WRITTEN EXERCISE
Among the entries below, count the lines that contain the word "гарантийной". Write down only the total.
--------------------
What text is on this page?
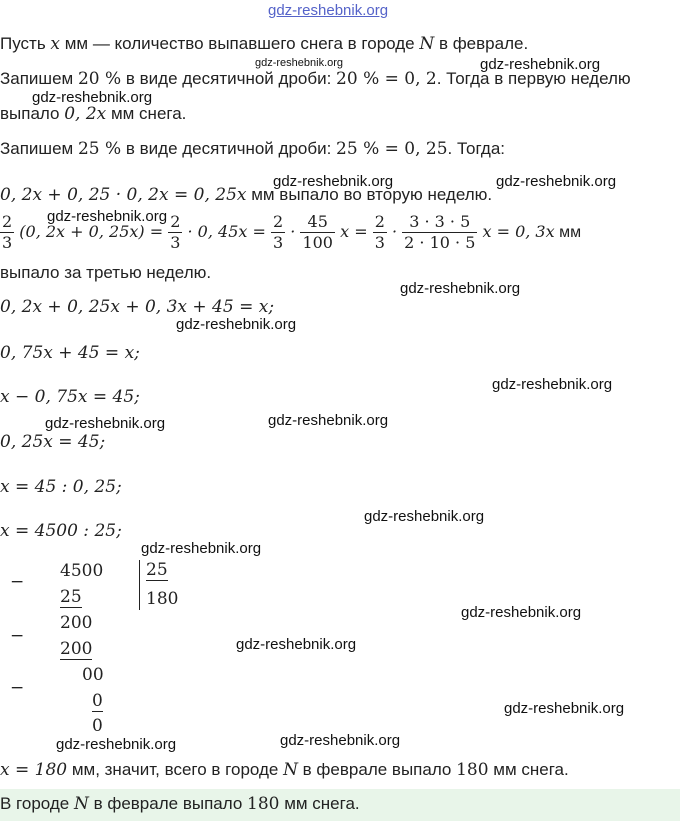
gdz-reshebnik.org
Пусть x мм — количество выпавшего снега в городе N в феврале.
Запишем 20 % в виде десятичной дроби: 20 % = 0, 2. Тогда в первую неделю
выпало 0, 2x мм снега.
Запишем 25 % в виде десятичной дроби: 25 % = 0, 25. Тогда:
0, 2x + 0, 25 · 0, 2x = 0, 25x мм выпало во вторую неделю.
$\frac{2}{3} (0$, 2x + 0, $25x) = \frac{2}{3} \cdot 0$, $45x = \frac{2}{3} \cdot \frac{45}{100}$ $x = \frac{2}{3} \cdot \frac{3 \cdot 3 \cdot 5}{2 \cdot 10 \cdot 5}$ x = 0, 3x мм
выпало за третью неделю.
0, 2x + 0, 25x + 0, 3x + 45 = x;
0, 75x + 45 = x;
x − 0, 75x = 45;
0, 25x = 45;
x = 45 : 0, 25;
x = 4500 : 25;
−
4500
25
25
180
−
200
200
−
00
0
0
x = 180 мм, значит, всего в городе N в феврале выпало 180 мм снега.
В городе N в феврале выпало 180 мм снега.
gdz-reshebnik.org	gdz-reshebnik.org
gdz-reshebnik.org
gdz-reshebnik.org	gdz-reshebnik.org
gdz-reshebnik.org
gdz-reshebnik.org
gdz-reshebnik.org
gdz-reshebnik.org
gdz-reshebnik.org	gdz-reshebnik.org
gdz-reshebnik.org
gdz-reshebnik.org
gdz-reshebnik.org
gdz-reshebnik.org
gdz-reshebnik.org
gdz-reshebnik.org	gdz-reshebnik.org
--------------------
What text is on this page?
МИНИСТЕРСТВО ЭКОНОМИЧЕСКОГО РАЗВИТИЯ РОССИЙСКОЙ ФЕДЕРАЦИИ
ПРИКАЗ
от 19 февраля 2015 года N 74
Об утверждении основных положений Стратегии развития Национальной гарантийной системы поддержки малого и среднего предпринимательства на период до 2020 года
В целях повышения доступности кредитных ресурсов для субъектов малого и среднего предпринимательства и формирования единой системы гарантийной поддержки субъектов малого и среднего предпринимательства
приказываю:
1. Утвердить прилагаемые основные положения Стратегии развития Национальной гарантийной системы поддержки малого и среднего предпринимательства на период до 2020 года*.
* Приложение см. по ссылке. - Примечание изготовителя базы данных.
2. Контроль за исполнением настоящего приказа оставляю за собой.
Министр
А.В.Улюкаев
--------------------
EXERCISE ANSWER
3